Material provided:
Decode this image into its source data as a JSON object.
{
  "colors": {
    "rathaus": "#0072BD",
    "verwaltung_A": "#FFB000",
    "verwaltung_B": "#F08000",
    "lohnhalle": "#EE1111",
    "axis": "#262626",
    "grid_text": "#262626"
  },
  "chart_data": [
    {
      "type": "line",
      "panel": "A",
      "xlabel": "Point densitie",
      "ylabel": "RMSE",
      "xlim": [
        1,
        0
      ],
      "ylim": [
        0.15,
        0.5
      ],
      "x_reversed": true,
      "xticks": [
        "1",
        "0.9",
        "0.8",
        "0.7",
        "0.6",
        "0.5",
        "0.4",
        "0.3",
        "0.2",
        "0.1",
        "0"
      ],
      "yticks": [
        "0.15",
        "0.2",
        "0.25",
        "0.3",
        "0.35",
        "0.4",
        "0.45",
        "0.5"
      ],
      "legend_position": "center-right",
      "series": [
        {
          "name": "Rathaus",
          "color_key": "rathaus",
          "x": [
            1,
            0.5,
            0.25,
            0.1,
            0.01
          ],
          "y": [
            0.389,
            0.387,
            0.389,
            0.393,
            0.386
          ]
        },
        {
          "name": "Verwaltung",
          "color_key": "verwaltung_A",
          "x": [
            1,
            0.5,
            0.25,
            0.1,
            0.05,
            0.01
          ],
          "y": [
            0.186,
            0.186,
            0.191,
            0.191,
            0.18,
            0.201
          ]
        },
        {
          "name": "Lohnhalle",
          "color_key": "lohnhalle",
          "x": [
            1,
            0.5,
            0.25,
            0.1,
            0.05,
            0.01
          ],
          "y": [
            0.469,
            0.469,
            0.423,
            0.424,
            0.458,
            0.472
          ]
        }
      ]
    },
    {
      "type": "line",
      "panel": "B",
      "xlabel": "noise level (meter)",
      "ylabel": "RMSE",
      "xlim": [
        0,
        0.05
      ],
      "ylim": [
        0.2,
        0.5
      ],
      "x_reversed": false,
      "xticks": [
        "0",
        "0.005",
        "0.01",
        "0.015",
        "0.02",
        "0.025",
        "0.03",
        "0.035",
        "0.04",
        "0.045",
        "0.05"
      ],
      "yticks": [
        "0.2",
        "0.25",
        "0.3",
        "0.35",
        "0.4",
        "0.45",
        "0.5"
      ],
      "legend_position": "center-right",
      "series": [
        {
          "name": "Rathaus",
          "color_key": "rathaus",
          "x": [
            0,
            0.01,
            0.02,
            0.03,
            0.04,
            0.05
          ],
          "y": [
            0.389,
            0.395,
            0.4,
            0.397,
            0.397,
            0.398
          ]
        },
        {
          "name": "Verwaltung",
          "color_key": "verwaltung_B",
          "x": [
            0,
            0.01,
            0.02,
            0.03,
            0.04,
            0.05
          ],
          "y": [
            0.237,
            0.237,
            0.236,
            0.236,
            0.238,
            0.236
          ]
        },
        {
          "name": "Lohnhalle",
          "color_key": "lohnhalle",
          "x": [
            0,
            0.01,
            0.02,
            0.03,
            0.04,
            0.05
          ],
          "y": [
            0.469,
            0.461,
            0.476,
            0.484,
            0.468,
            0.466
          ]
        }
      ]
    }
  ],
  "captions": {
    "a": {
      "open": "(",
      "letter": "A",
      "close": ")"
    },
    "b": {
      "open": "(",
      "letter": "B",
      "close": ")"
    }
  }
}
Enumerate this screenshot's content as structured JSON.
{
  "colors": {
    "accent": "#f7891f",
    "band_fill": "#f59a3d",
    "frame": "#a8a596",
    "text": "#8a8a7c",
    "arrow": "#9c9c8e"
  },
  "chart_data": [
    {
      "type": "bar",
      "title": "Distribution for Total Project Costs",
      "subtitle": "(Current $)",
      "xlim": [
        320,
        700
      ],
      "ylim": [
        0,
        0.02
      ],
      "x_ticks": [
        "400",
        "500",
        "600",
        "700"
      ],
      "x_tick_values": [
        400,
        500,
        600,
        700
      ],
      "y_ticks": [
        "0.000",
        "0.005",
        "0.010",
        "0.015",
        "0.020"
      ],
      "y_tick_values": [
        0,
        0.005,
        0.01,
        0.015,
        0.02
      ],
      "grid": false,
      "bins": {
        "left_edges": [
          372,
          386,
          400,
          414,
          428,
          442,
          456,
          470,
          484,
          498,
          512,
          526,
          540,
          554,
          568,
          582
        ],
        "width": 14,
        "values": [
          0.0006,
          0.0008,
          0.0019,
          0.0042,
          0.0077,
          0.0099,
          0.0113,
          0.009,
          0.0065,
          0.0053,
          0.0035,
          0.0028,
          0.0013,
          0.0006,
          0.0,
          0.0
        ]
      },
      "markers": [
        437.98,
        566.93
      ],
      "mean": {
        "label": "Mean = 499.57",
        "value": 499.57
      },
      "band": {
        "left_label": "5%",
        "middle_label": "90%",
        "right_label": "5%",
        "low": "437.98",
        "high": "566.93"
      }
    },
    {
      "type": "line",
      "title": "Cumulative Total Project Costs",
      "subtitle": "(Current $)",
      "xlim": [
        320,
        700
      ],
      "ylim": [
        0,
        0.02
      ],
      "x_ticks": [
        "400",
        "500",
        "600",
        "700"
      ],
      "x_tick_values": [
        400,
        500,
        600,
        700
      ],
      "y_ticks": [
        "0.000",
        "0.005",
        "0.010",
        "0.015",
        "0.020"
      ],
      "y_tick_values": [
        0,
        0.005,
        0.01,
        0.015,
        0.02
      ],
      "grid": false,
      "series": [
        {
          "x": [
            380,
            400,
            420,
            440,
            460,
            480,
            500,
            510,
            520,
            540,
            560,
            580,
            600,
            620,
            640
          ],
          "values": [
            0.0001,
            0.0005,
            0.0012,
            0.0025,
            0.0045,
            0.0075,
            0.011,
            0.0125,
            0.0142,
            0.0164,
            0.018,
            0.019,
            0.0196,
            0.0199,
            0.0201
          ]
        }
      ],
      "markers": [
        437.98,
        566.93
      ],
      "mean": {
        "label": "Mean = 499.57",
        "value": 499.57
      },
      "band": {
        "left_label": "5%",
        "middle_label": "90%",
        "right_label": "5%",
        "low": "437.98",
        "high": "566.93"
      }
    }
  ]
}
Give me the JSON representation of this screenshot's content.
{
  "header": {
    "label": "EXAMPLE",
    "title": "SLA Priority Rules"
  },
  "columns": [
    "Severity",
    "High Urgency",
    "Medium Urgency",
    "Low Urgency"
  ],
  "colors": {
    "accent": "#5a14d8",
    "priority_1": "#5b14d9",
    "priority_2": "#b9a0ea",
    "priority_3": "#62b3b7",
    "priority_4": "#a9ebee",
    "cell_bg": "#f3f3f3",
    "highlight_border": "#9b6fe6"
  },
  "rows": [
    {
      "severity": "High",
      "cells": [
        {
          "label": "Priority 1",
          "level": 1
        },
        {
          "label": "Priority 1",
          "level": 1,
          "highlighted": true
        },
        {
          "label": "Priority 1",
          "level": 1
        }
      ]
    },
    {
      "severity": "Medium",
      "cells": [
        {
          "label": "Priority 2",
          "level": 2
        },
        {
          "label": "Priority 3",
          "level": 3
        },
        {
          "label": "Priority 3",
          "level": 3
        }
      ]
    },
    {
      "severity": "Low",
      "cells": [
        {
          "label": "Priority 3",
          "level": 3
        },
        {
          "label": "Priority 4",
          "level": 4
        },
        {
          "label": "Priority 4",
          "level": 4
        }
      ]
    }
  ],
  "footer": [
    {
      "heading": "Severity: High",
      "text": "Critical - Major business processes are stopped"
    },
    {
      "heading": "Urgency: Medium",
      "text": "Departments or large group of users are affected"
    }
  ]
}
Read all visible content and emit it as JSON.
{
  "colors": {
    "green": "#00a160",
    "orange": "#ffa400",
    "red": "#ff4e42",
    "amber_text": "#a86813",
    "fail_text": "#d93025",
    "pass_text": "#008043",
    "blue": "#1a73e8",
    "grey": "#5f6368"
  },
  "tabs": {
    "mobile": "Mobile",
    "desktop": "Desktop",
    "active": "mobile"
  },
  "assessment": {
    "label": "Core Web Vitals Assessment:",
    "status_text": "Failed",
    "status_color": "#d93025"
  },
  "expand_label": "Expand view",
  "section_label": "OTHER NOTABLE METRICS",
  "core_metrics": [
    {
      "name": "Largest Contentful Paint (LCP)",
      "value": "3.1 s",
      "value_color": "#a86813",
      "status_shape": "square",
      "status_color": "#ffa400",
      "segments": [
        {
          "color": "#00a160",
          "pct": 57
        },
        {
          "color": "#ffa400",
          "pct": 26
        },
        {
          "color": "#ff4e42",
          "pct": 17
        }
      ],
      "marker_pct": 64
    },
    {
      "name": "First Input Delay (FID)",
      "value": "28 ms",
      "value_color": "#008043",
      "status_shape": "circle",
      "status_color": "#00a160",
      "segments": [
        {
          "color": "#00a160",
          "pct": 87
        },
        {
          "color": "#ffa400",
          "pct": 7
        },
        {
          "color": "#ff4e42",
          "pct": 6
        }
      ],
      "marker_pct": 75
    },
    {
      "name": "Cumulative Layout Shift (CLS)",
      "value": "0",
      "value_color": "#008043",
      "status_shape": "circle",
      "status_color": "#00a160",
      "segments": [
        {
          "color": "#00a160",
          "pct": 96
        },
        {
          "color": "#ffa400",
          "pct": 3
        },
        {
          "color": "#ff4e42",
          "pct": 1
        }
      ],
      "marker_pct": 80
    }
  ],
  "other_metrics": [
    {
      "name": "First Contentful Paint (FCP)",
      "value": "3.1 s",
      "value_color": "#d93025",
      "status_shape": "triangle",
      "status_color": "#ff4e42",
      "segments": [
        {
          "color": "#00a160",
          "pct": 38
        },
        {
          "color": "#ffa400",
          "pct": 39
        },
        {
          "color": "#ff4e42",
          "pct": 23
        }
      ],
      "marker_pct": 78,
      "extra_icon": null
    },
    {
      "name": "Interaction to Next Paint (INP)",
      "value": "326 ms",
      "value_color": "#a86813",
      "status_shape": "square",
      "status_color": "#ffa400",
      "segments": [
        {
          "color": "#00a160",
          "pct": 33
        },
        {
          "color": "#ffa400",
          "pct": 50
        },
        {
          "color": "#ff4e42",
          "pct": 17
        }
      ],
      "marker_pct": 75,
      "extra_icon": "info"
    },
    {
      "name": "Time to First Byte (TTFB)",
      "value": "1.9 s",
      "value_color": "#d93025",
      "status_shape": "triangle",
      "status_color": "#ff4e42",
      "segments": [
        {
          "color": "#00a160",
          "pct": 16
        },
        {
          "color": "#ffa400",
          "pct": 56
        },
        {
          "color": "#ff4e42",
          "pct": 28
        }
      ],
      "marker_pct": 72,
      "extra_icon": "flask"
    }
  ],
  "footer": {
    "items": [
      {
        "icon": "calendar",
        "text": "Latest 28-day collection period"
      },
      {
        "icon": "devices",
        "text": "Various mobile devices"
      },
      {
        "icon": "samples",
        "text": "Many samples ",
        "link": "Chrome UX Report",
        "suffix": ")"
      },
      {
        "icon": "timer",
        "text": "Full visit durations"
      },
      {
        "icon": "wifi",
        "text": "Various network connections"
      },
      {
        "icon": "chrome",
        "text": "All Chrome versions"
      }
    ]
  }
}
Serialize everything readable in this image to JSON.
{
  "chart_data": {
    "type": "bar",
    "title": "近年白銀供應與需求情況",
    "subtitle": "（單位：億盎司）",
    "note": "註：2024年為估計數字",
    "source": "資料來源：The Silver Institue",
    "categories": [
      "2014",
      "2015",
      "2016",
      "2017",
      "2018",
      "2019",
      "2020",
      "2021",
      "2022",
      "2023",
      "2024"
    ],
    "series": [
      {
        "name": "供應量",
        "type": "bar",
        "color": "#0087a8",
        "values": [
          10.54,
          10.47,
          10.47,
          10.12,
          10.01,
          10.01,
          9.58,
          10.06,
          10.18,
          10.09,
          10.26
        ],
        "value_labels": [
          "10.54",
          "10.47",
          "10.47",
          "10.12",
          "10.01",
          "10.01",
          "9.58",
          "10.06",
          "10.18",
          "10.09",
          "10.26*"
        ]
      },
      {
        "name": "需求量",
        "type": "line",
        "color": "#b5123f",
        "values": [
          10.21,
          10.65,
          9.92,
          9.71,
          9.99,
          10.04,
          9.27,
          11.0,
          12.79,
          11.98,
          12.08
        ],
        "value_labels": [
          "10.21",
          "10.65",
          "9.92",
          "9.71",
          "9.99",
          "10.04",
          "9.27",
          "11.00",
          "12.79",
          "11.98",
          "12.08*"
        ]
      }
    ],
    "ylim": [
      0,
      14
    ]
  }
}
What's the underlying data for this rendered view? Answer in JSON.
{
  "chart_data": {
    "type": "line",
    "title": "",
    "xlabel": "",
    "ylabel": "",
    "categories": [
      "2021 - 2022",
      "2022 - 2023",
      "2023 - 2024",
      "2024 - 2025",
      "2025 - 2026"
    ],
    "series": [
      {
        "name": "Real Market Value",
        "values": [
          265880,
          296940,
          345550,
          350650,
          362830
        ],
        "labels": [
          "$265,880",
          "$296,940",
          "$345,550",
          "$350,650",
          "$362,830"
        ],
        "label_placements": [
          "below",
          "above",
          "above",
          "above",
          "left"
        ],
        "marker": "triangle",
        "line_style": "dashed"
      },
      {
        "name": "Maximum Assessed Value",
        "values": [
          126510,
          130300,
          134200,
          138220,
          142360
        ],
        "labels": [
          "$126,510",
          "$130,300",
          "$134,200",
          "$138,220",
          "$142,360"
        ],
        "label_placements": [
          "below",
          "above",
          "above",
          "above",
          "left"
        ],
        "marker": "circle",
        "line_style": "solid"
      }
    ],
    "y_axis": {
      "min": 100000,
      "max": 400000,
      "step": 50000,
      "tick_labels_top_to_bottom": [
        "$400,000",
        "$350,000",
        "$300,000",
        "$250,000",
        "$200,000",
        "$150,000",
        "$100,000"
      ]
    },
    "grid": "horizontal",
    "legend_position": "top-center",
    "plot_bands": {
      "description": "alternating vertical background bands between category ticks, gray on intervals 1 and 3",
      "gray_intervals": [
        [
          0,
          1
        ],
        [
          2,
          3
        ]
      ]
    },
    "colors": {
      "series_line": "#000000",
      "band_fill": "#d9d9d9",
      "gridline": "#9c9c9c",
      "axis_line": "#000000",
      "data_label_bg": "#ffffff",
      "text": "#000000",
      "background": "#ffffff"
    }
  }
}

What to work on: Return every line containing "Various".

Response below:
        "text": "Various mobile devices"
        "text": "Various network connections"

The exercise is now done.